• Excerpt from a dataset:
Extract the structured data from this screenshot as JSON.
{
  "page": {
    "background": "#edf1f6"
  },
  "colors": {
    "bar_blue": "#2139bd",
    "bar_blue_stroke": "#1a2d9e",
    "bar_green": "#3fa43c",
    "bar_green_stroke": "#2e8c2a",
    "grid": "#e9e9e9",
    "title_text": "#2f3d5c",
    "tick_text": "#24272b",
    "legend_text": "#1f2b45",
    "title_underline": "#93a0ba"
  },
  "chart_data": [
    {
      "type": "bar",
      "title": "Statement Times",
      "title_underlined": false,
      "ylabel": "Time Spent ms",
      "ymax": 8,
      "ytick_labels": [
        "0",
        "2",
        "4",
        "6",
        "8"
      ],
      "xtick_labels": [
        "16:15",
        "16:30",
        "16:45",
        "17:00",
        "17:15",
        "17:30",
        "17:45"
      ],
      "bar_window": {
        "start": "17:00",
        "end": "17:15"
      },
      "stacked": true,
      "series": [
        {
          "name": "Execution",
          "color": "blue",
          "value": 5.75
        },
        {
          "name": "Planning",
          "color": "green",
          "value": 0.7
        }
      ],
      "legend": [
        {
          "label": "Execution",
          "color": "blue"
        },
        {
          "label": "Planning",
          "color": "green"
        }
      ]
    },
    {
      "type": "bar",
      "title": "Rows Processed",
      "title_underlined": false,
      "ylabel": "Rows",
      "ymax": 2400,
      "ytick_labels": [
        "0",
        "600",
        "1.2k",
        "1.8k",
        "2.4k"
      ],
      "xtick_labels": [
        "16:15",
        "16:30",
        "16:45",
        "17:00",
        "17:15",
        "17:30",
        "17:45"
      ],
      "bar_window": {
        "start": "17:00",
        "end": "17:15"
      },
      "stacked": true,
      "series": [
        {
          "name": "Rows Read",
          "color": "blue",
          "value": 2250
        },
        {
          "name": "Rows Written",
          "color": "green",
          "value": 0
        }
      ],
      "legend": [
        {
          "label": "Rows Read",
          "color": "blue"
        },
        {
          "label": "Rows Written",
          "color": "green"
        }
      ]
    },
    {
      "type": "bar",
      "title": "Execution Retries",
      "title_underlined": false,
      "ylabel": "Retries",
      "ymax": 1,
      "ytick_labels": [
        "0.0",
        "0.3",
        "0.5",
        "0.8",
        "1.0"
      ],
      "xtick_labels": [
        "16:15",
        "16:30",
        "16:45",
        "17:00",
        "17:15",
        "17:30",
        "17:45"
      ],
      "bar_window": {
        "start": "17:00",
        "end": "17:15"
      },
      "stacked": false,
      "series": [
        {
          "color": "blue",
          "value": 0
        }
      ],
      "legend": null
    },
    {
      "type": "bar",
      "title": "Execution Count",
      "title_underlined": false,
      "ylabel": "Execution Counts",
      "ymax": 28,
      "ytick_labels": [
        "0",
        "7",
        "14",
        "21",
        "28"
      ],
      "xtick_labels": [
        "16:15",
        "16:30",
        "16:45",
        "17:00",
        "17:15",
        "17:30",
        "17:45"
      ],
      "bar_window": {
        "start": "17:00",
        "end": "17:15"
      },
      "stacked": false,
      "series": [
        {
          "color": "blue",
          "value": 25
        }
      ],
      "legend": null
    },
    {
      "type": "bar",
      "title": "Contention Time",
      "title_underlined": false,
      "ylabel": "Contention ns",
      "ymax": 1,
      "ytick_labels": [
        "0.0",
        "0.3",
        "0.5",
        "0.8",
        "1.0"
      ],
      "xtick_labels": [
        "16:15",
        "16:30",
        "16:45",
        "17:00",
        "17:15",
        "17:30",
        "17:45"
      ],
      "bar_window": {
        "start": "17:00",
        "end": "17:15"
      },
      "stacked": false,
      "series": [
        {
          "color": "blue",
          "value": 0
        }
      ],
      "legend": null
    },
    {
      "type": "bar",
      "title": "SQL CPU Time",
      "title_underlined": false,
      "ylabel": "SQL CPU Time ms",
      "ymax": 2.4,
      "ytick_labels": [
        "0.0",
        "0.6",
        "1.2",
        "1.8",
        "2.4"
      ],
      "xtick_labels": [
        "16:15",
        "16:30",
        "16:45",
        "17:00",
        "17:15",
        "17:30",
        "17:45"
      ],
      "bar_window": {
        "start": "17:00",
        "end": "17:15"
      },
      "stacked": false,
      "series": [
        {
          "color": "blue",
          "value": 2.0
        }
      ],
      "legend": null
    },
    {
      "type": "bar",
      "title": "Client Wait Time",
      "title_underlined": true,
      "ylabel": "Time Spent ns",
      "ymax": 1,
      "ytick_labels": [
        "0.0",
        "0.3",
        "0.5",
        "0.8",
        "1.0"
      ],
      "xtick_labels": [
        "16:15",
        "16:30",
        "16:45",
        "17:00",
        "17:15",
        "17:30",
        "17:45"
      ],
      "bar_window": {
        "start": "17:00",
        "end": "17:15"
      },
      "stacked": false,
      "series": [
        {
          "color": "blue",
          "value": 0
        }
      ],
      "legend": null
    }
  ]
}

• What is required: Quote the material exactly, leaving nothing out.

• Task output:
Extract the structured data from this screenshot as JSON.
{
  "page": {
    "background": "#edf1f6"
  },
  "colors": {
    "bar_blue": "#2139bd",
    "bar_blue_stroke": "#1a2d9e",
    "bar_green": "#3fa43c",
    "bar_green_stroke": "#2e8c2a",
    "grid": "#e9e9e9",
    "title_text": "#2f3d5c",
    "tick_text": "#24272b",
    "legend_text": "#1f2b45",
    "title_underline": "#93a0ba"
  },
  "chart_data": [
    {
      "type": "bar",
      "title": "Statement Times",
      "title_underlined": false,
      "ylabel": "Time Spent ms",
      "ymax": 8,
      "ytick_labels": [
        "0",
        "2",
        "4",
        "6",
        "8"
      ],
      "xtick_labels": [
        "16:15",
        "16:30",
        "16:45",
        "17:00",
        "17:15",
        "17:30",
        "17:45"
      ],
      "bar_window": {
        "start": "17:00",
        "end": "17:15"
      },
      "stacked": true,
      "series": [
        {
          "name": "Execution",
          "color": "blue",
          "value": 5.75
        },
        {
          "name": "Planning",
          "color": "green",
          "value": 0.7
        }
      ],
      "legend": [
        {
          "label": "Execution",
          "color": "blue"
        },
        {
          "label": "Planning",
          "color": "green"
        }
      ]
    },
    {
      "type": "bar",
      "title": "Rows Processed",
      "title_underlined": false,
      "ylabel": "Rows",
      "ymax": 2400,
      "ytick_labels": [
        "0",
        "600",
        "1.2k",
        "1.8k",
        "2.4k"
      ],
      "xtick_labels": [
        "16:15",
        "16:30",
        "16:45",
        "17:00",
        "17:15",
        "17:30",
        "17:45"
      ],
      "bar_window": {
        "start": "17:00",
        "end": "17:15"
      },
      "stacked": true,
      "series": [
        {
          "name": "Rows Read",
          "color": "blue",
          "value": 2250
        },
        {
          "name": "Rows Written",
          "color": "green",
          "value": 0
        }
      ],
      "legend": [
        {
          "label": "Rows Read",
          "color": "blue"
        },
        {
          "label": "Rows Written",
          "color": "green"
        }
      ]
    },
    {
      "type": "bar",
      "title": "Execution Retries",
      "title_underlined": false,
      "ylabel": "Retries",
      "ymax": 1,
      "ytick_labels": [
        "0.0",
        "0.3",
        "0.5",
        "0.8",
        "1.0"
      ],
      "xtick_labels": [
        "16:15",
        "16:30",
        "16:45",
        "17:00",
        "17:15",
        "17:30",
        "17:45"
      ],
      "bar_window": {
        "start": "17:00",
        "end": "17:15"
      },
      "stacked": false,
      "series": [
        {
          "color": "blue",
          "value": 0
        }
      ],
      "legend": null
    },
    {
      "type": "bar",
      "title": "Execution Count",
      "title_underlined": false,
      "ylabel": "Execution Counts",
      "ymax": 28,
      "ytick_labels": [
        "0",
        "7",
        "14",
        "21",
        "28"
      ],
      "xtick_labels": [
        "16:15",
        "16:30",
        "16:45",
        "17:00",
        "17:15",
        "17:30",
        "17:45"
      ],
      "bar_window": {
        "start": "17:00",
        "end": "17:15"
      },
      "stacked": false,
      "series": [
        {
          "color": "blue",
          "value": 25
        }
      ],
      "legend": null
    },
    {
      "type": "bar",
      "title": "Contention Time",
      "title_underlined": false,
      "ylabel": "Contention ns",
      "ymax": 1,
      "ytick_labels": [
        "0.0",
        "0.3",
        "0.5",
        "0.8",
        "1.0"
      ],
      "xtick_labels": [
        "16:15",
        "16:30",
        "16:45",
        "17:00",
        "17:15",
        "17:30",
        "17:45"
      ],
      "bar_window": {
        "start": "17:00",
        "end": "17:15"
      },
      "stacked": false,
      "series": [
        {
          "color": "blue",
          "value": 0
        }
      ],
      "legend": null
    },
    {
      "type": "bar",
      "title": "SQL CPU Time",
      "title_underlined": false,
      "ylabel": "SQL CPU Time ms",
      "ymax": 2.4,
      "ytick_labels": [
        "0.0",
        "0.6",
        "1.2",
        "1.8",
        "2.4"
      ],
      "xtick_labels": [
        "16:15",
        "16:30",
        "16:45",
        "17:00",
        "17:15",
        "17:30",
        "17:45"
      ],
      "bar_window": {
        "start": "17:00",
        "end": "17:15"
      },
      "stacked": false,
      "series": [
        {
          "color": "blue",
          "value": 2.0
        }
      ],
      "legend": null
    },
    {
      "type": "bar",
      "title": "Client Wait Time",
      "title_underlined": true,
      "ylabel": "Time Spent ns",
      "ymax": 1,
      "ytick_labels": [
        "0.0",
        "0.3",
        "0.5",
        "0.8",
        "1.0"
      ],
      "xtick_labels": [
        "16:15",
        "16:30",
        "16:45",
        "17:00",
        "17:15",
        "17:30",
        "17:45"
      ],
      "bar_window": {
        "start": "17:00",
        "end": "17:15"
      },
      "stacked": false,
      "series": [
        {
          "color": "blue",
          "value": 0
        }
      ],
      "legend": null
    }
  ]
}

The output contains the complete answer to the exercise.